## [Stated exercise]
Nothing in the records may be left out or altered; reproduce them all exactly.

## [Record list]
___

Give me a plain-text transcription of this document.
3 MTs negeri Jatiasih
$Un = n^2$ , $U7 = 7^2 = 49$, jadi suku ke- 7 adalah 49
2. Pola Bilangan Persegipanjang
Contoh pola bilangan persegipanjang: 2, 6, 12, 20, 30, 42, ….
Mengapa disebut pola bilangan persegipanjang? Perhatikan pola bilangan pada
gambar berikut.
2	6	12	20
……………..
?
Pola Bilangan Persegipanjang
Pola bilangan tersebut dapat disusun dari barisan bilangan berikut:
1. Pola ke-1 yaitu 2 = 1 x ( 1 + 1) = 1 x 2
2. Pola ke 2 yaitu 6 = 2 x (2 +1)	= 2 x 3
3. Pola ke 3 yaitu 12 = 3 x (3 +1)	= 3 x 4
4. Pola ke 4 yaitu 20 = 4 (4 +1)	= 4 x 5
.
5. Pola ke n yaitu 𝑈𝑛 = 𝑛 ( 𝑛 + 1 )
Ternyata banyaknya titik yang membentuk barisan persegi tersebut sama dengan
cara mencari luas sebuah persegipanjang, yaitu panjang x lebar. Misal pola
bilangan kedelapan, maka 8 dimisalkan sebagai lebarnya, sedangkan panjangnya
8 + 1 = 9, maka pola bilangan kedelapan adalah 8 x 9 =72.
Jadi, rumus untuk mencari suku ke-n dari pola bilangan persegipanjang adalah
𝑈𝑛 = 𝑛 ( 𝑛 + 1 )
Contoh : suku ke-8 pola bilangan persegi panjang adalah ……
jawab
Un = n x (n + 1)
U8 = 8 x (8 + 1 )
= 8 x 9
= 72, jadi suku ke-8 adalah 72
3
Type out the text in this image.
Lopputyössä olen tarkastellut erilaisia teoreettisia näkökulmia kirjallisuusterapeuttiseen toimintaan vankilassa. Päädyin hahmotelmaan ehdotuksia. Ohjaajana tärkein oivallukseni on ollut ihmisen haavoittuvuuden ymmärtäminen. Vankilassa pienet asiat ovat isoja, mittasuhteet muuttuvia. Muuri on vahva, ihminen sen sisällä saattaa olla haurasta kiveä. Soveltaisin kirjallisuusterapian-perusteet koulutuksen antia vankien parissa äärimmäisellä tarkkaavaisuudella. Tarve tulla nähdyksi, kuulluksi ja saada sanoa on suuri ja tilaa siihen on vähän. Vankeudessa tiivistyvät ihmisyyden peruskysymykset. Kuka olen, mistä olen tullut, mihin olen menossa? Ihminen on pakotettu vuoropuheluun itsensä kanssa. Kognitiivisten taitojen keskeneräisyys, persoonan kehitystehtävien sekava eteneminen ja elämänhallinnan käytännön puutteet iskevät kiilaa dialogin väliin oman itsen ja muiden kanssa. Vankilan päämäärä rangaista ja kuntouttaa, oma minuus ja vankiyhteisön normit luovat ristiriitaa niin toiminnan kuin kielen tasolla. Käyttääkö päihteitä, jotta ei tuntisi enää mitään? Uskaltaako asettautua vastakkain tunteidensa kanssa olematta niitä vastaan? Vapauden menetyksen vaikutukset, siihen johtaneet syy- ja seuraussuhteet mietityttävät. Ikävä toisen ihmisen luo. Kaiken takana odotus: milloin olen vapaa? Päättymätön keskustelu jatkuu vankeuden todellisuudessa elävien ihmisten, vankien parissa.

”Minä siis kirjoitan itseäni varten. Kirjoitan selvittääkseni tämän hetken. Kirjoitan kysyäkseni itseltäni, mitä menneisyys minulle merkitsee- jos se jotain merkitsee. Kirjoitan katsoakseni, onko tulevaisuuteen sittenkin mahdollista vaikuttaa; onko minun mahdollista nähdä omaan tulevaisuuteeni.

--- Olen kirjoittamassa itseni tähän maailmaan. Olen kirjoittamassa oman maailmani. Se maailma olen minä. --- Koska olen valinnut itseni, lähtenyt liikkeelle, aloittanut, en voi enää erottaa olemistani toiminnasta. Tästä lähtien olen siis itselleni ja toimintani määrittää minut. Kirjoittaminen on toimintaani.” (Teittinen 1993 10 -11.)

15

___

## [Exercise response]
Give me a plain-text transcription of this document.
3 MTs negeri Jatiasih
$Un = n^2$ , $U7 = 7^2 = 49$, jadi suku ke- 7 adalah 49
2. Pola Bilangan Persegipanjang
Contoh pola bilangan persegipanjang: 2, 6, 12, 20, 30, 42, ….
Mengapa disebut pola bilangan persegipanjang? Perhatikan pola bilangan pada
gambar berikut.
2	6	12	20
……………..
?
Pola Bilangan Persegipanjang
Pola bilangan tersebut dapat disusun dari barisan bilangan berikut:
1. Pola ke-1 yaitu 2 = 1 x ( 1 + 1) = 1 x 2
2. Pola ke 2 yaitu 6 = 2 x (2 +1)	= 2 x 3
3. Pola ke 3 yaitu 12 = 3 x (3 +1)	= 3 x 4
4. Pola ke 4 yaitu 20 = 4 (4 +1)	= 4 x 5
.
5. Pola ke n yaitu 𝑈𝑛 = 𝑛 ( 𝑛 + 1 )
Ternyata banyaknya titik yang membentuk barisan persegi tersebut sama dengan
cara mencari luas sebuah persegipanjang, yaitu panjang x lebar. Misal pola
bilangan kedelapan, maka 8 dimisalkan sebagai lebarnya, sedangkan panjangnya
8 + 1 = 9, maka pola bilangan kedelapan adalah 8 x 9 =72.
Jadi, rumus untuk mencari suku ke-n dari pola bilangan persegipanjang adalah
𝑈𝑛 = 𝑛 ( 𝑛 + 1 )
Contoh : suku ke-8 pola bilangan persegi panjang adalah ……
jawab
Un = n x (n + 1)
U8 = 8 x (8 + 1 )
= 8 x 9
= 72, jadi suku ke-8 adalah 72
3
Type out the text in this image.
Lopputyössä olen tarkastellut erilaisia teoreettisia näkökulmia kirjallisuusterapeuttiseen toimintaan vankilassa. Päädyin hahmotelmaan ehdotuksia. Ohjaajana tärkein oivallukseni on ollut ihmisen haavoittuvuuden ymmärtäminen. Vankilassa pienet asiat ovat isoja, mittasuhteet muuttuvia. Muuri on vahva, ihminen sen sisällä saattaa olla haurasta kiveä. Soveltaisin kirjallisuusterapian-perusteet koulutuksen antia vankien parissa äärimmäisellä tarkkaavaisuudella. Tarve tulla nähdyksi, kuulluksi ja saada sanoa on suuri ja tilaa siihen on vähän. Vankeudessa tiivistyvät ihmisyyden peruskysymykset. Kuka olen, mistä olen tullut, mihin olen menossa? Ihminen on pakotettu vuoropuheluun itsensä kanssa. Kognitiivisten taitojen keskeneräisyys, persoonan kehitystehtävien sekava eteneminen ja elämänhallinnan käytännön puutteet iskevät kiilaa dialogin väliin oman itsen ja muiden kanssa. Vankilan päämäärä rangaista ja kuntouttaa, oma minuus ja vankiyhteisön normit luovat ristiriitaa niin toiminnan kuin kielen tasolla. Käyttääkö päihteitä, jotta ei tuntisi enää mitään? Uskaltaako asettautua vastakkain tunteidensa kanssa olematta niitä vastaan? Vapauden menetyksen vaikutukset, siihen johtaneet syy- ja seuraussuhteet mietityttävät. Ikävä toisen ihmisen luo. Kaiken takana odotus: milloin olen vapaa? Päättymätön keskustelu jatkuu vankeuden todellisuudessa elävien ihmisten, vankien parissa.

”Minä siis kirjoitan itseäni varten. Kirjoitan selvittääkseni tämän hetken. Kirjoitan kysyäkseni itseltäni, mitä menneisyys minulle merkitsee- jos se jotain merkitsee. Kirjoitan katsoakseni, onko tulevaisuuteen sittenkin mahdollista vaikuttaa; onko minun mahdollista nähdä omaan tulevaisuuteeni.

--- Olen kirjoittamassa itseni tähän maailmaan. Olen kirjoittamassa oman maailmani. Se maailma olen minä. --- Koska olen valinnut itseni, lähtenyt liikkeelle, aloittanut, en voi enää erottaa olemistani toiminnasta. Tästä lähtien olen siis itselleni ja toimintani määrittää minut. Kirjoittaminen on toimintaani.” (Teittinen 1993 10 -11.)

15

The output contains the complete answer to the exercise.